Every line that holds "this" should be shown.

ENTRIES PROVIDED:

::::

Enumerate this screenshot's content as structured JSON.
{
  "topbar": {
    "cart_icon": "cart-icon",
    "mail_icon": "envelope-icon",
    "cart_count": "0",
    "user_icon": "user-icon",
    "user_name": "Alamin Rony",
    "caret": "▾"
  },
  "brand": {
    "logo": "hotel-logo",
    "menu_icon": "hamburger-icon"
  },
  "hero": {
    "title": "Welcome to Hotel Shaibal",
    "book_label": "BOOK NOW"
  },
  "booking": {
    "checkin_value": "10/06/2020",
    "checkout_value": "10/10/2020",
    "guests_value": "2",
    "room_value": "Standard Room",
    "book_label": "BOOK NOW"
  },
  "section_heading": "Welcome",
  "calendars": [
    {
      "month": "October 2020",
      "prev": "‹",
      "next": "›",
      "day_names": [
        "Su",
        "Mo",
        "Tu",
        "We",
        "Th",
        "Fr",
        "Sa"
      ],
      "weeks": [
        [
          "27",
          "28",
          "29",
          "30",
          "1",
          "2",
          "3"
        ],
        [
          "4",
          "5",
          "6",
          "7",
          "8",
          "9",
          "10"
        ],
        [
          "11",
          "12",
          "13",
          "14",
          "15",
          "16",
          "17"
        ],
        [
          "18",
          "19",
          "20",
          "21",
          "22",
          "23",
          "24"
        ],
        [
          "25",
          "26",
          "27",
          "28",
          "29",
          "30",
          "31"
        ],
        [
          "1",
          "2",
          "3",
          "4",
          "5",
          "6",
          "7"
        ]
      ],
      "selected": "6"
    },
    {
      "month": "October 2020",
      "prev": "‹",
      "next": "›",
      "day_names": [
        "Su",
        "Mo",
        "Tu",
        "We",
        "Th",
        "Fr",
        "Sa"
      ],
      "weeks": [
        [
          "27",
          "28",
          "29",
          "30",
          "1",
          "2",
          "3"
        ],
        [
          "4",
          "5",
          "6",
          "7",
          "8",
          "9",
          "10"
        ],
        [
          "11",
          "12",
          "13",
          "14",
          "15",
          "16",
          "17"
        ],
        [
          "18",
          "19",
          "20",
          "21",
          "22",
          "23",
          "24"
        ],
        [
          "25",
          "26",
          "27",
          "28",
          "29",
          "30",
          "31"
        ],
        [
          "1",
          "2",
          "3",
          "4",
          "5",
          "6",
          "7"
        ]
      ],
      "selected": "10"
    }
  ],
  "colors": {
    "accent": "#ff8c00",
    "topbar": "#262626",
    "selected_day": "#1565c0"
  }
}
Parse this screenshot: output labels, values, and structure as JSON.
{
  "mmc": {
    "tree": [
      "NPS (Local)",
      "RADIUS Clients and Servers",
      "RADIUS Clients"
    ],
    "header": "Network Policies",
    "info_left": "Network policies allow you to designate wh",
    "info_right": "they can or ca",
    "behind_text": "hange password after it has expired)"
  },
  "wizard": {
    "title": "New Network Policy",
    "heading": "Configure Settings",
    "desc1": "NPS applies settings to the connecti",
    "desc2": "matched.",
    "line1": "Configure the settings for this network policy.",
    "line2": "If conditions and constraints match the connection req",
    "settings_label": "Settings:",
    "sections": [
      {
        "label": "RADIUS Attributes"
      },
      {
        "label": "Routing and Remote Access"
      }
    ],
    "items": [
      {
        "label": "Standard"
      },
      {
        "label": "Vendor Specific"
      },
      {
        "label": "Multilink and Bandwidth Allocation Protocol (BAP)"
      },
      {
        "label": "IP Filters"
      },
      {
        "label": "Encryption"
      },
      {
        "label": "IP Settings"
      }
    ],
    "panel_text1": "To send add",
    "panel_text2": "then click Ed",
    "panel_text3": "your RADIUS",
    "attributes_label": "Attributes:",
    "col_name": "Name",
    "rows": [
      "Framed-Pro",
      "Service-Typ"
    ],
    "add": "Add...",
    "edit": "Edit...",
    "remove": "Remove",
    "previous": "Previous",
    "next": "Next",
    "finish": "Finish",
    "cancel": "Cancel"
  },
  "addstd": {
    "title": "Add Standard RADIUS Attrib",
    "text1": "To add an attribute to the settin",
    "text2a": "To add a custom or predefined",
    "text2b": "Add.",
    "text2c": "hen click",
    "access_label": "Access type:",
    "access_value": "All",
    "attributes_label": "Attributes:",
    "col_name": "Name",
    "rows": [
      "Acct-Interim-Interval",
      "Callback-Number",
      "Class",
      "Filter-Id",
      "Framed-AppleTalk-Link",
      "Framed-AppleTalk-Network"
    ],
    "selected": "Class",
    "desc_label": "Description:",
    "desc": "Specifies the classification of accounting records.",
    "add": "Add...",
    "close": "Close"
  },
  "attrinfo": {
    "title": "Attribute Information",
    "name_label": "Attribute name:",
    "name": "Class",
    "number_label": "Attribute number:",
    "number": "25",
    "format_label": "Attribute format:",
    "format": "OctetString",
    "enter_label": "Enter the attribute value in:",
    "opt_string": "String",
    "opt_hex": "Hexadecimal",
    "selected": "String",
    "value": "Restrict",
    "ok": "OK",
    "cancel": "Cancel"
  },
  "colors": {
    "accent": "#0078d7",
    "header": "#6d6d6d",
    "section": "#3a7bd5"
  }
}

::::

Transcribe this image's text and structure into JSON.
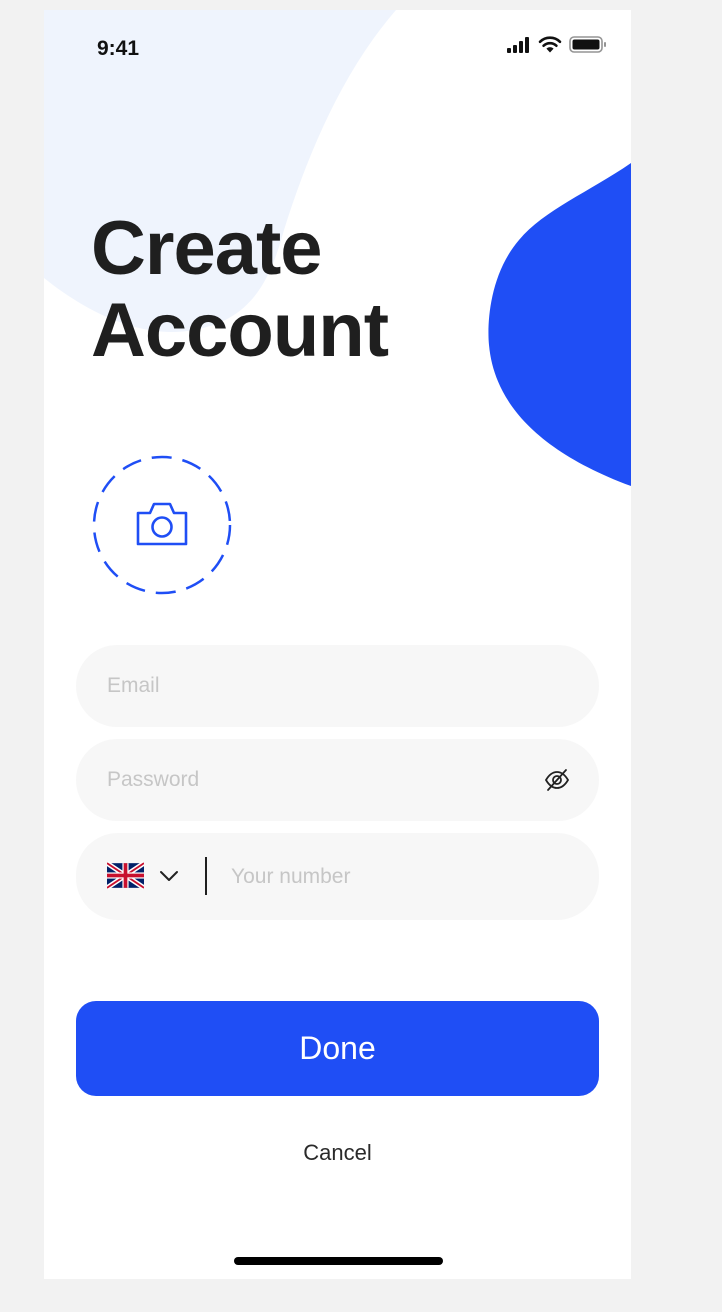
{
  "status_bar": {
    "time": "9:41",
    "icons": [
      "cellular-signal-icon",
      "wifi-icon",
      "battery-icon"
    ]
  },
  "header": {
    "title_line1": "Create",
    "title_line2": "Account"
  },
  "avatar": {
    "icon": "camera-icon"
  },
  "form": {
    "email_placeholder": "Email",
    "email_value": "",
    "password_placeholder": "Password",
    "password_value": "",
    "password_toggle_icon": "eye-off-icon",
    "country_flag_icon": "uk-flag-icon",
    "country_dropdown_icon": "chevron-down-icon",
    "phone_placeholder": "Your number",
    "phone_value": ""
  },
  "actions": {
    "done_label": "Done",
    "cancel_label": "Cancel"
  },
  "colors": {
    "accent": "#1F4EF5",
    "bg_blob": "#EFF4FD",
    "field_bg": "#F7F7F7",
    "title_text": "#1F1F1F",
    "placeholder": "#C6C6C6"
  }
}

::::

ANSWER BELOW:
Enumerate this screenshot's content as structured JSON.
Parse this screenshot: output labels, values, and structure as JSON.
    "line1": "Configure the settings for this network policy.",
Transcribe this image's text and structure into JSON.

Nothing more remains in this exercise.